• **Stated exercise**: For the records below, say how many lines contain the string "this". Give the number only.

• **Supplied material**:
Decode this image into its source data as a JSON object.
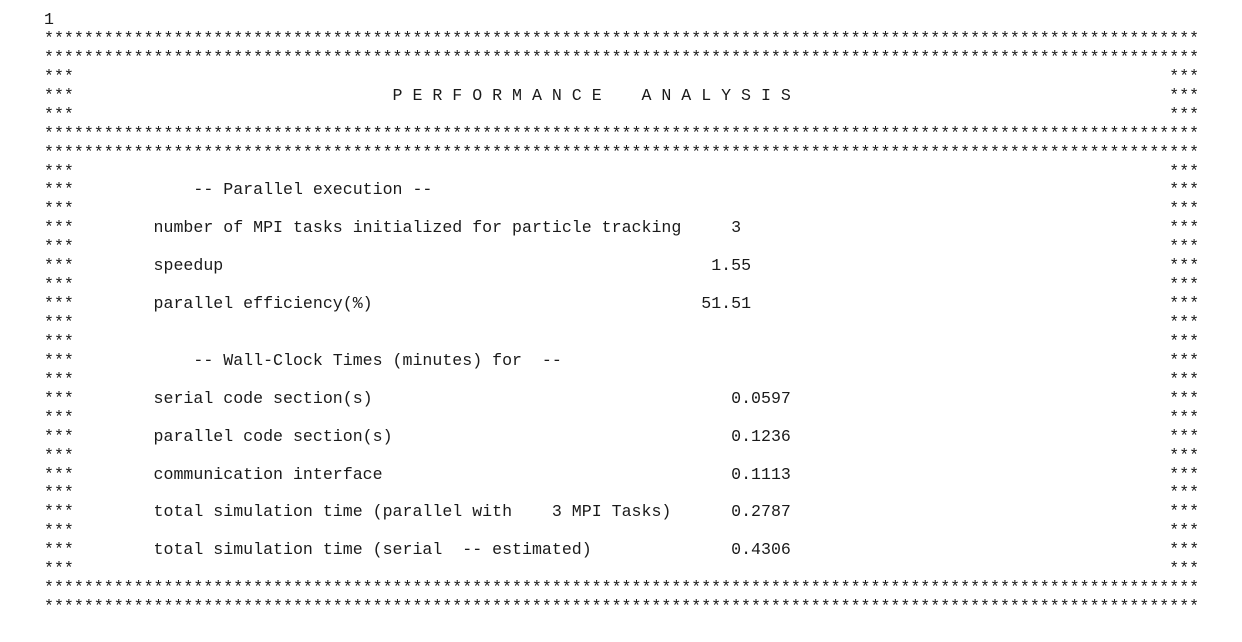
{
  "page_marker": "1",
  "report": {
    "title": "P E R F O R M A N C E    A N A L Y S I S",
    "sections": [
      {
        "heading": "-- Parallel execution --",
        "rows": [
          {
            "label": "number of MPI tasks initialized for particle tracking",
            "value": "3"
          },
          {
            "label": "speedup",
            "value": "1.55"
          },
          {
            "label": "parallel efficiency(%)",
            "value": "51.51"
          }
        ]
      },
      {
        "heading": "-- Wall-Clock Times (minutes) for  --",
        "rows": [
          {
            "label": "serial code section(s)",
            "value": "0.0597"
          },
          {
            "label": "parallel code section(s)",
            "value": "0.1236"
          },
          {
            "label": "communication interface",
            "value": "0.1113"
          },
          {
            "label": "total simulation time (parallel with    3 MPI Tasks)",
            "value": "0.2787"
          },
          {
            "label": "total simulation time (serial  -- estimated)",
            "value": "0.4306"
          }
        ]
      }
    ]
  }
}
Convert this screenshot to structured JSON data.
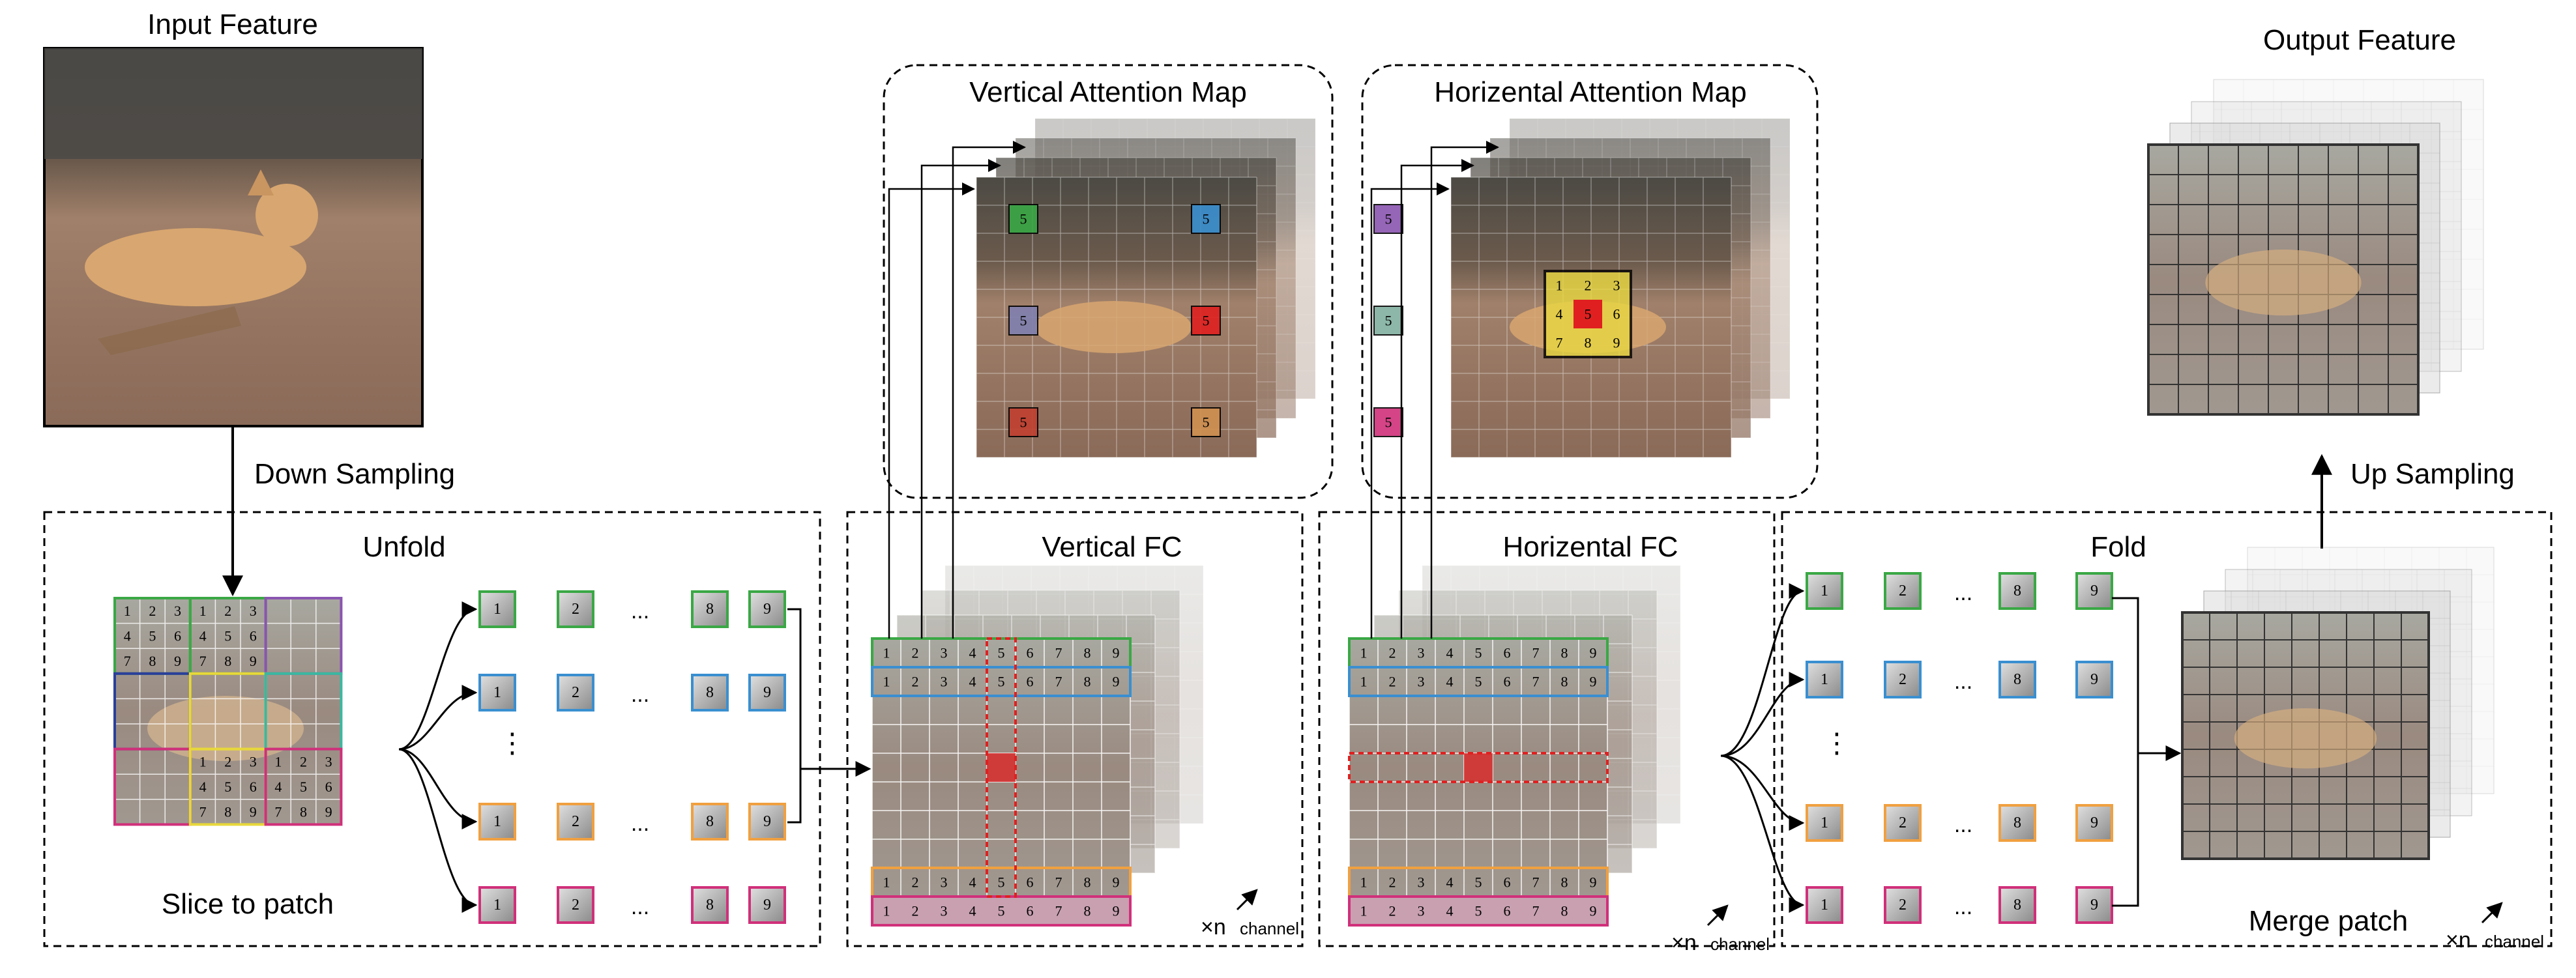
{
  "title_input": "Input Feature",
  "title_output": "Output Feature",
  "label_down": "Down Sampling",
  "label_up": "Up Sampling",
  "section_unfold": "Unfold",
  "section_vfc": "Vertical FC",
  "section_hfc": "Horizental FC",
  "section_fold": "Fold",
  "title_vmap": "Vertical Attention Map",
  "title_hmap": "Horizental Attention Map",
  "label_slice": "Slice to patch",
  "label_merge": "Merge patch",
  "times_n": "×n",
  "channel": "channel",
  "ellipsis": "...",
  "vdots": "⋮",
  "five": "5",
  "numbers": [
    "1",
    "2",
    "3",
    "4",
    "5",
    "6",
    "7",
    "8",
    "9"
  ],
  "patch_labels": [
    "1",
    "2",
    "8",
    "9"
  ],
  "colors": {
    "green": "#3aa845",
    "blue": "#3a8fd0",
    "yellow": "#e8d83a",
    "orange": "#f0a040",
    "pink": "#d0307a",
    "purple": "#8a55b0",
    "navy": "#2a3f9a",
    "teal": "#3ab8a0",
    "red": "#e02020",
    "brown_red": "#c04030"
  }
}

• **Output of the exercise**: 2